Material supplied:
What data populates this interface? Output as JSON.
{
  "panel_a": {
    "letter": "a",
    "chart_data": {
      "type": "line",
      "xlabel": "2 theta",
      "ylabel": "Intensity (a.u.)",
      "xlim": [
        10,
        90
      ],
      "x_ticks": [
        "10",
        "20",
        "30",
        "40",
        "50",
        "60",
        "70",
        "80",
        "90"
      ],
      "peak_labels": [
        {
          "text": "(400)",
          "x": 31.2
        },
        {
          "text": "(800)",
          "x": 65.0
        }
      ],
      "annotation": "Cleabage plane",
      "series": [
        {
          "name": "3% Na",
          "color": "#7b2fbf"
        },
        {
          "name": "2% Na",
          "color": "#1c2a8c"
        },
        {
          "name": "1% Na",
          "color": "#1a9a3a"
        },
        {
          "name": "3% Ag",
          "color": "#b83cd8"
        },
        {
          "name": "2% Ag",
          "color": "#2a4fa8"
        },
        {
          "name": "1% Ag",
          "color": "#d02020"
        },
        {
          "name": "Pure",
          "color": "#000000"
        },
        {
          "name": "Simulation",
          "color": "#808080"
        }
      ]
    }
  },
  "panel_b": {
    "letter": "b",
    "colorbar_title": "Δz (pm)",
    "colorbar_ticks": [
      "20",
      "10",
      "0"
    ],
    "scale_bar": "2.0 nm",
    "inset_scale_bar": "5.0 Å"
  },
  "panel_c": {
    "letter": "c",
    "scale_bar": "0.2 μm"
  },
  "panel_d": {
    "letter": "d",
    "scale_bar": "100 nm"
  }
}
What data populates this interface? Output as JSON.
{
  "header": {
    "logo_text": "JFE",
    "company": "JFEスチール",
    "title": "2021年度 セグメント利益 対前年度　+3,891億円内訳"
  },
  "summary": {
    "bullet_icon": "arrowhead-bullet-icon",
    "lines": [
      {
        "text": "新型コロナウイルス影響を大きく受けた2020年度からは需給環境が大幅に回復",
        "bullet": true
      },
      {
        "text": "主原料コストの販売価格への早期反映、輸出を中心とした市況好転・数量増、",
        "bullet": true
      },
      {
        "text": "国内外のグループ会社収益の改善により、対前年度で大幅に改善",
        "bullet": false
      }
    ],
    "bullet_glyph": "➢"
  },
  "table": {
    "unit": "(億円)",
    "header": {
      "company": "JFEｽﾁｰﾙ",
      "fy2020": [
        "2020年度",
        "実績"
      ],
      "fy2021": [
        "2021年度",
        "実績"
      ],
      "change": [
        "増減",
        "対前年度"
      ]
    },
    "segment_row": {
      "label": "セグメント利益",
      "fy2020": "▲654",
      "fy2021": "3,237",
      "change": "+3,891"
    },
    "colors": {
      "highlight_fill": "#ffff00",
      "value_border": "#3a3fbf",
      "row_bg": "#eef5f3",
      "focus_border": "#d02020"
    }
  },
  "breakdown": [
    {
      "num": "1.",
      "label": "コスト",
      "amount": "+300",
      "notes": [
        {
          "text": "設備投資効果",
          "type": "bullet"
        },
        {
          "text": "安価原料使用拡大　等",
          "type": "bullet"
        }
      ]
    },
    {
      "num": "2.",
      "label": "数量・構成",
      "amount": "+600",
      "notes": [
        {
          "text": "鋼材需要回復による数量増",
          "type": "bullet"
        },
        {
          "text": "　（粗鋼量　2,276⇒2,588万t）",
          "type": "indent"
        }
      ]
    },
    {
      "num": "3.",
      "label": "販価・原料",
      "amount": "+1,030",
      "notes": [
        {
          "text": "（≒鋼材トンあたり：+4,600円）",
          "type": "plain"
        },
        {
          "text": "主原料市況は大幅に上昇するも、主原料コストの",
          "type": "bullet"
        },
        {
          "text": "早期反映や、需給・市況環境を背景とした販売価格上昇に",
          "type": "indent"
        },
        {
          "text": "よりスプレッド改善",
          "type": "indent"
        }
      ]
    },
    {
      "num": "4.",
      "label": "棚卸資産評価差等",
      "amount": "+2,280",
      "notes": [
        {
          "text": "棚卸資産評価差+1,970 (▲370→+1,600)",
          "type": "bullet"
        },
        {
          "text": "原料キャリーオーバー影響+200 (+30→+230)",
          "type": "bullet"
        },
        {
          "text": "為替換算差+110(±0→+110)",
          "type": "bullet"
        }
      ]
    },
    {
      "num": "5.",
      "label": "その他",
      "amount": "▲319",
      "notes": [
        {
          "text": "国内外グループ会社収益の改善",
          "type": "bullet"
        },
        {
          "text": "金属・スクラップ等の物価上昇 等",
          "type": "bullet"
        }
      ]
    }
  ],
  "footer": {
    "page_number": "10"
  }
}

Short task: Restate the listing above word for word.

Correct result:
What data populates this interface? Output as JSON.
{
  "panel_a": {
    "letter": "a",
    "chart_data": {
      "type": "line",
      "xlabel": "2 theta",
      "ylabel": "Intensity (a.u.)",
      "xlim": [
        10,
        90
      ],
      "x_ticks": [
        "10",
        "20",
        "30",
        "40",
        "50",
        "60",
        "70",
        "80",
        "90"
      ],
      "peak_labels": [
        {
          "text": "(400)",
          "x": 31.2
        },
        {
          "text": "(800)",
          "x": 65.0
        }
      ],
      "annotation": "Cleabage plane",
      "series": [
        {
          "name": "3% Na",
          "color": "#7b2fbf"
        },
        {
          "name": "2% Na",
          "color": "#1c2a8c"
        },
        {
          "name": "1% Na",
          "color": "#1a9a3a"
        },
        {
          "name": "3% Ag",
          "color": "#b83cd8"
        },
        {
          "name": "2% Ag",
          "color": "#2a4fa8"
        },
        {
          "name": "1% Ag",
          "color": "#d02020"
        },
        {
          "name": "Pure",
          "color": "#000000"
        },
        {
          "name": "Simulation",
          "color": "#808080"
        }
      ]
    }
  },
  "panel_b": {
    "letter": "b",
    "colorbar_title": "Δz (pm)",
    "colorbar_ticks": [
      "20",
      "10",
      "0"
    ],
    "scale_bar": "2.0 nm",
    "inset_scale_bar": "5.0 Å"
  },
  "panel_c": {
    "letter": "c",
    "scale_bar": "0.2 μm"
  },
  "panel_d": {
    "letter": "d",
    "scale_bar": "100 nm"
  }
}
What data populates this interface? Output as JSON.
{
  "header": {
    "logo_text": "JFE",
    "company": "JFEスチール",
    "title": "2021年度 セグメント利益 対前年度　+3,891億円内訳"
  },
  "summary": {
    "bullet_icon": "arrowhead-bullet-icon",
    "lines": [
      {
        "text": "新型コロナウイルス影響を大きく受けた2020年度からは需給環境が大幅に回復",
        "bullet": true
      },
      {
        "text": "主原料コストの販売価格への早期反映、輸出を中心とした市況好転・数量増、",
        "bullet": true
      },
      {
        "text": "国内外のグループ会社収益の改善により、対前年度で大幅に改善",
        "bullet": false
      }
    ],
    "bullet_glyph": "➢"
  },
  "table": {
    "unit": "(億円)",
    "header": {
      "company": "JFEｽﾁｰﾙ",
      "fy2020": [
        "2020年度",
        "実績"
      ],
      "fy2021": [
        "2021年度",
        "実績"
      ],
      "change": [
        "増減",
        "対前年度"
      ]
    },
    "segment_row": {
      "label": "セグメント利益",
      "fy2020": "▲654",
      "fy2021": "3,237",
      "change": "+3,891"
    },
    "colors": {
      "highlight_fill": "#ffff00",
      "value_border": "#3a3fbf",
      "row_bg": "#eef5f3",
      "focus_border": "#d02020"
    }
  },
  "breakdown": [
    {
      "num": "1.",
      "label": "コスト",
      "amount": "+300",
      "notes": [
        {
          "text": "設備投資効果",
          "type": "bullet"
        },
        {
          "text": "安価原料使用拡大　等",
          "type": "bullet"
        }
      ]
    },
    {
      "num": "2.",
      "label": "数量・構成",
      "amount": "+600",
      "notes": [
        {
          "text": "鋼材需要回復による数量増",
          "type": "bullet"
        },
        {
          "text": "　（粗鋼量　2,276⇒2,588万t）",
          "type": "indent"
        }
      ]
    },
    {
      "num": "3.",
      "label": "販価・原料",
      "amount": "+1,030",
      "notes": [
        {
          "text": "（≒鋼材トンあたり：+4,600円）",
          "type": "plain"
        },
        {
          "text": "主原料市況は大幅に上昇するも、主原料コストの",
          "type": "bullet"
        },
        {
          "text": "早期反映や、需給・市況環境を背景とした販売価格上昇に",
          "type": "indent"
        },
        {
          "text": "よりスプレッド改善",
          "type": "indent"
        }
      ]
    },
    {
      "num": "4.",
      "label": "棚卸資産評価差等",
      "amount": "+2,280",
      "notes": [
        {
          "text": "棚卸資産評価差+1,970 (▲370→+1,600)",
          "type": "bullet"
        },
        {
          "text": "原料キャリーオーバー影響+200 (+30→+230)",
          "type": "bullet"
        },
        {
          "text": "為替換算差+110(±0→+110)",
          "type": "bullet"
        }
      ]
    },
    {
      "num": "5.",
      "label": "その他",
      "amount": "▲319",
      "notes": [
        {
          "text": "国内外グループ会社収益の改善",
          "type": "bullet"
        },
        {
          "text": "金属・スクラップ等の物価上昇 等",
          "type": "bullet"
        }
      ]
    }
  ],
  "footer": {
    "page_number": "10"
  }
}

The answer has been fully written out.